===== Raw records

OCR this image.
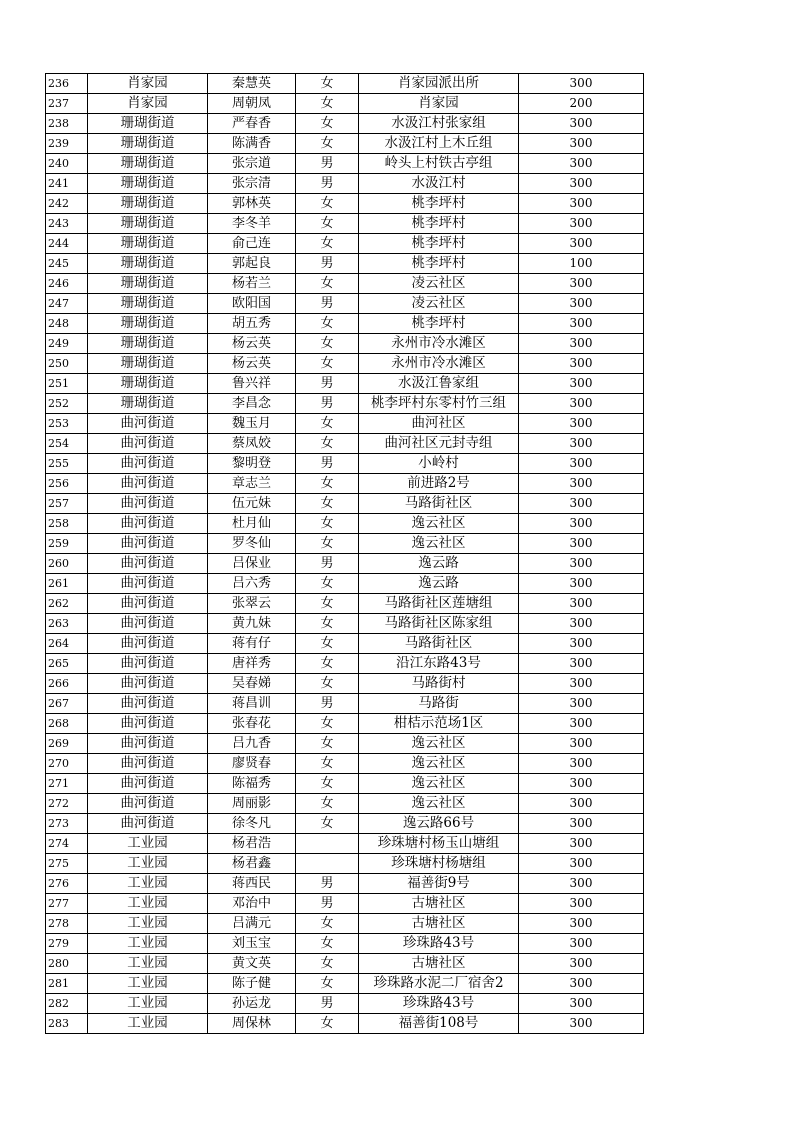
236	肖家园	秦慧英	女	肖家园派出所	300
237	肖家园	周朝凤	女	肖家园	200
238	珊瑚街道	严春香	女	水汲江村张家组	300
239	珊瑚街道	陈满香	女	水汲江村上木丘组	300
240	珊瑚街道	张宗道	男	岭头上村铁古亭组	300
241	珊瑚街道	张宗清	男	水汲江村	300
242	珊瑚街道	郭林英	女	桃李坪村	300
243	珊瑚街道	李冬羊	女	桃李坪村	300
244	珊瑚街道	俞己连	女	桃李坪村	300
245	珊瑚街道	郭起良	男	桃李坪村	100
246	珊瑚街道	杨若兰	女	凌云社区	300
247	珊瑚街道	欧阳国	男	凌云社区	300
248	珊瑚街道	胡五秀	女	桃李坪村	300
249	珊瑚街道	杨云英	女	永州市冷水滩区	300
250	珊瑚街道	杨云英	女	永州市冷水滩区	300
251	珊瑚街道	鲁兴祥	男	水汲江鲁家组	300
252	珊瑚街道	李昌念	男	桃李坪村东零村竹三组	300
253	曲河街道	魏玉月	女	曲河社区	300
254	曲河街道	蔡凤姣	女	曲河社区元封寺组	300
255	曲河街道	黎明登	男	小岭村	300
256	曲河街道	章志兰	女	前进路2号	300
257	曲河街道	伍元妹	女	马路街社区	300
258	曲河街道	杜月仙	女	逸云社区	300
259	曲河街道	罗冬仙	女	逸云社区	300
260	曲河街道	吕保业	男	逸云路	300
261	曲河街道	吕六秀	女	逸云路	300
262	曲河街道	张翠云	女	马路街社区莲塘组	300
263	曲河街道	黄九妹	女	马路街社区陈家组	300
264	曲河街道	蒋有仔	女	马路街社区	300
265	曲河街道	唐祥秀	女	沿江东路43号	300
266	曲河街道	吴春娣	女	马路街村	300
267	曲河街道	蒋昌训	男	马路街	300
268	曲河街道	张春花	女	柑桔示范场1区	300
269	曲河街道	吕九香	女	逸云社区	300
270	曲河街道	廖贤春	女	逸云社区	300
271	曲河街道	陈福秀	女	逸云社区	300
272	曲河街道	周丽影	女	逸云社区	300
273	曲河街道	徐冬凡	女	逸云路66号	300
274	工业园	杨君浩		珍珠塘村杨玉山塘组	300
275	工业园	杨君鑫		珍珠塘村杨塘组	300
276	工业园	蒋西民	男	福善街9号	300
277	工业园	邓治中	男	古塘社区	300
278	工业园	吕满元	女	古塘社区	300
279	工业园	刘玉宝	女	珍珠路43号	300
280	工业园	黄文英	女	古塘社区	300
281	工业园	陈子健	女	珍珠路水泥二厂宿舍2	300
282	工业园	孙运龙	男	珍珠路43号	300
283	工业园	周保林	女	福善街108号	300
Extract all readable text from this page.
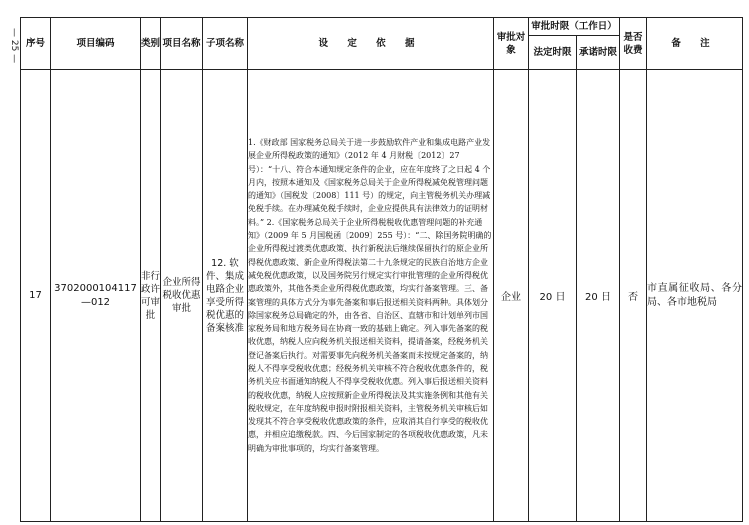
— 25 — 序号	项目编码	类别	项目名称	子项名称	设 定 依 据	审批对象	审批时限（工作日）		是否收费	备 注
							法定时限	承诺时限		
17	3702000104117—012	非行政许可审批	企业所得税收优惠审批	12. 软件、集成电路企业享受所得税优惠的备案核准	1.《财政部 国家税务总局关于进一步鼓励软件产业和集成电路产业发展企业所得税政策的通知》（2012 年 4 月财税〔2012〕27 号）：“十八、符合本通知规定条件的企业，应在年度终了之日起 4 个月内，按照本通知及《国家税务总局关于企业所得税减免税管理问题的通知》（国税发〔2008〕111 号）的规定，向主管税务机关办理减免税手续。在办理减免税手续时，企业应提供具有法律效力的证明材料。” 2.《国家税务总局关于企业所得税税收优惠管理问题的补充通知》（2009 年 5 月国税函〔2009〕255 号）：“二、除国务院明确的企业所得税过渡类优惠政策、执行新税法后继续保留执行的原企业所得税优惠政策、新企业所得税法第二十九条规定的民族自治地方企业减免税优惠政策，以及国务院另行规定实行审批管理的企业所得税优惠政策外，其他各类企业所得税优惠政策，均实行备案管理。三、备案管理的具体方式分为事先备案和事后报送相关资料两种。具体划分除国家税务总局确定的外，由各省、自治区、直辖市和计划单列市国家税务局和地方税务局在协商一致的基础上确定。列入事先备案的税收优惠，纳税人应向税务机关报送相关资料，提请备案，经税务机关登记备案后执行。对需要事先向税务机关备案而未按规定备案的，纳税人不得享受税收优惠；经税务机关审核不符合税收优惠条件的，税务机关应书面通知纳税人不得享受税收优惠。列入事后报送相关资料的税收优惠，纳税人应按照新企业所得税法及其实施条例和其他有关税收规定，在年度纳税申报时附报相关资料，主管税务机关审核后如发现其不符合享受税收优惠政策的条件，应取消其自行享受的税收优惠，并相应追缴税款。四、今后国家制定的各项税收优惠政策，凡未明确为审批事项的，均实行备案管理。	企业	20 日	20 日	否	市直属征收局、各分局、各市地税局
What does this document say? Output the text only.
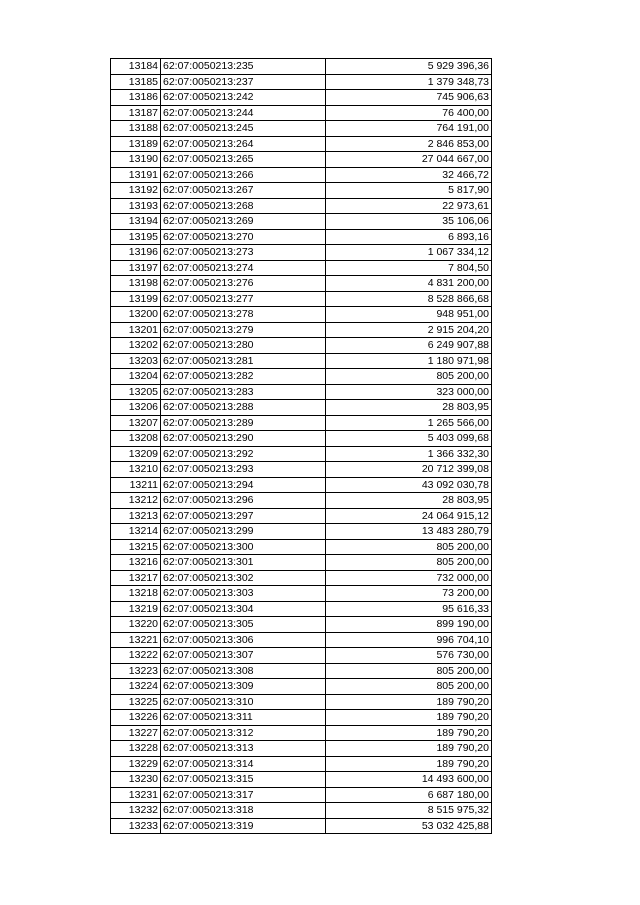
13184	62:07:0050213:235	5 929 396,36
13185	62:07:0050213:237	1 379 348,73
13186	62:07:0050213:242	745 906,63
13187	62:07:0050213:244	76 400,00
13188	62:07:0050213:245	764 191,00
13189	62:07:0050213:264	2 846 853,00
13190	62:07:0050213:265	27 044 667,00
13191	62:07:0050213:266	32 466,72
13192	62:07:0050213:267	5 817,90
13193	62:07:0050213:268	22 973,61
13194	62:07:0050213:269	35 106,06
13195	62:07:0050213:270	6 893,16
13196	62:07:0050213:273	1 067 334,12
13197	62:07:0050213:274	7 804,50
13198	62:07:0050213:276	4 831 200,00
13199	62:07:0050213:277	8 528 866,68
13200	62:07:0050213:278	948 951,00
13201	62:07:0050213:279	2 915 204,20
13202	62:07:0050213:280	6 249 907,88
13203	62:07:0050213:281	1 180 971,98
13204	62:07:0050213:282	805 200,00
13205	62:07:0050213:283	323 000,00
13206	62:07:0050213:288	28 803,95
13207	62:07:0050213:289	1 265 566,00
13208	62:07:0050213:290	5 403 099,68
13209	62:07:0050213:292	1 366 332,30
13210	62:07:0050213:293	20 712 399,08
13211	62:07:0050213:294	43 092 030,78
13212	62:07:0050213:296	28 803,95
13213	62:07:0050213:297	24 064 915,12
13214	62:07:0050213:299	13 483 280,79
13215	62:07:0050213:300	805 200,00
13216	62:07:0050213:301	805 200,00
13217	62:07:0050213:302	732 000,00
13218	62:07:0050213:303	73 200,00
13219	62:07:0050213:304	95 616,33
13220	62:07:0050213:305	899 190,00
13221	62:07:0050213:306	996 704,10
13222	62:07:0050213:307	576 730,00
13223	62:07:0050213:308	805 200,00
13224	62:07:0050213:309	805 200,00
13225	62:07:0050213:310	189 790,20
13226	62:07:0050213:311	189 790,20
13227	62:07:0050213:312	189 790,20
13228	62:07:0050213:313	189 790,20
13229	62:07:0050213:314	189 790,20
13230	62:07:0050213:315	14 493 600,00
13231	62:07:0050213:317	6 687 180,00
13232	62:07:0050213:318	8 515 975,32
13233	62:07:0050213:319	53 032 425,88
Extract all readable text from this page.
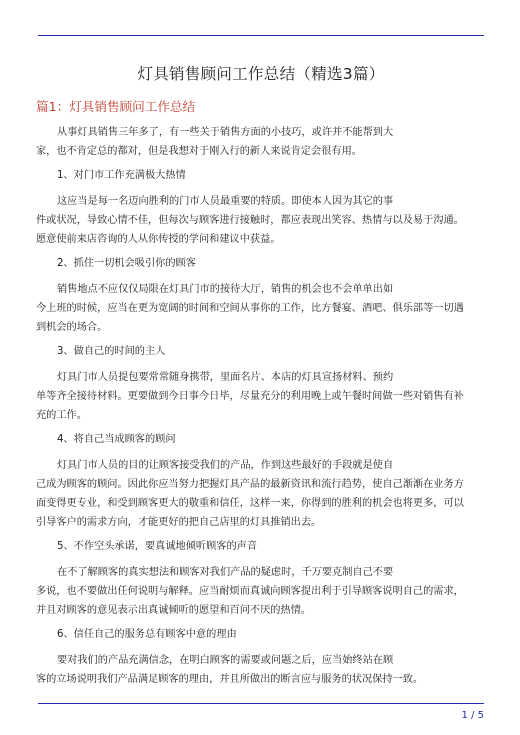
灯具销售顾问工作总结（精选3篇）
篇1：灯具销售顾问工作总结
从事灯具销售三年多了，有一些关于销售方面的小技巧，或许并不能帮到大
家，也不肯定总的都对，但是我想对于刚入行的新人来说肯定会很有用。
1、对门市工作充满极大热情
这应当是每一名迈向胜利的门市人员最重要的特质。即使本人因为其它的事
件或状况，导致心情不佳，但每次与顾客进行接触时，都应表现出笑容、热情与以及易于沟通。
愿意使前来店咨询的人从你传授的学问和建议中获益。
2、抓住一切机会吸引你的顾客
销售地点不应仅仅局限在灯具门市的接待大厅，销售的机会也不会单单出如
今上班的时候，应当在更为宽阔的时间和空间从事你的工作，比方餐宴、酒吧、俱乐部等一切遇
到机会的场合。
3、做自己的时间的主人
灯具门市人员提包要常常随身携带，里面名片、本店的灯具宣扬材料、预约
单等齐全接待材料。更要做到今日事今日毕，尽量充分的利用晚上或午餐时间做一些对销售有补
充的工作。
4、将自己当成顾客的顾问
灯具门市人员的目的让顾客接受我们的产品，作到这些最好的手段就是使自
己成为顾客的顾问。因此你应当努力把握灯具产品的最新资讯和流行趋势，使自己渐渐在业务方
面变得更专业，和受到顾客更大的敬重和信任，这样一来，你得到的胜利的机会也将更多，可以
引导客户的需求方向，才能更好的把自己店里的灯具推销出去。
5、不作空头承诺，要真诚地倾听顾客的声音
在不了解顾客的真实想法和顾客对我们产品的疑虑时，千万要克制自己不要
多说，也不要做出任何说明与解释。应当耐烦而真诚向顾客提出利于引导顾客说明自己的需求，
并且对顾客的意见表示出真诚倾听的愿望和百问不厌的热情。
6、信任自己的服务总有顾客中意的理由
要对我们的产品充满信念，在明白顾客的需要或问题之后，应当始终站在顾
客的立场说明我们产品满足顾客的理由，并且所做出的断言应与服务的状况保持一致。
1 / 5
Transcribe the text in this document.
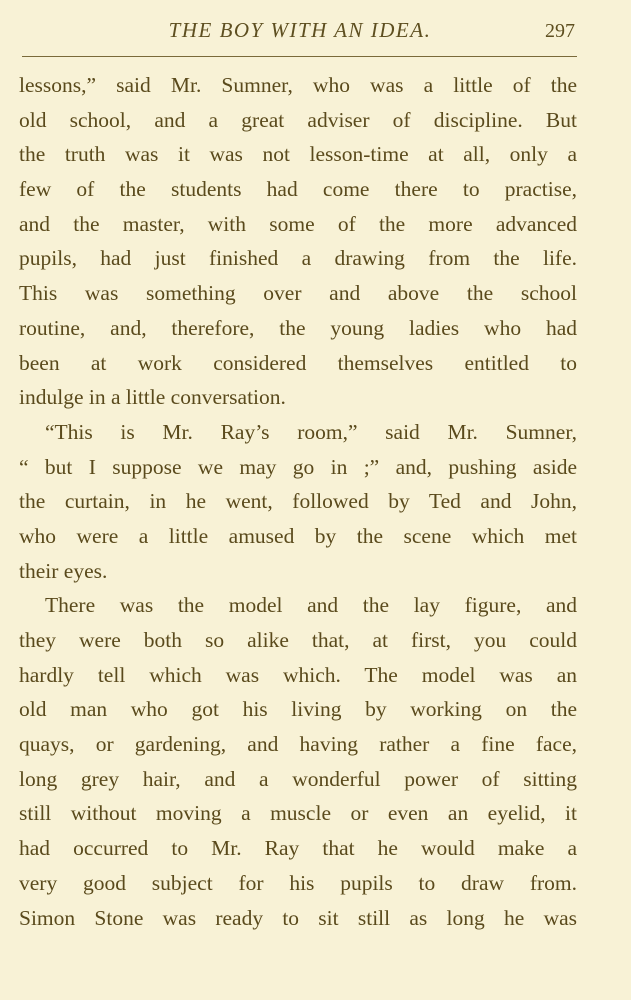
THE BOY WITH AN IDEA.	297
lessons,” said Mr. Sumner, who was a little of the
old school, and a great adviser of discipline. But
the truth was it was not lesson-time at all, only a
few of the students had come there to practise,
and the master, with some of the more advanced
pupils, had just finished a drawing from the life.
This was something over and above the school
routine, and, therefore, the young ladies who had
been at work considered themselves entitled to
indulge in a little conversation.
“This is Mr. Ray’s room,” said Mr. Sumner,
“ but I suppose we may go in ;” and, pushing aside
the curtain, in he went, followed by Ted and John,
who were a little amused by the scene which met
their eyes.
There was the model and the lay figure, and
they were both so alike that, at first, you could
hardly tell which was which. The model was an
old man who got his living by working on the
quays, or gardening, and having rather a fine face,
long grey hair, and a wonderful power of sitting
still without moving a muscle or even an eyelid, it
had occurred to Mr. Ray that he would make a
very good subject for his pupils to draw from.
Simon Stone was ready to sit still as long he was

==========

**Work to do:**
Exactly how many lines of the material contain the word "that"? Write the number alone.

**Complete answer:**
2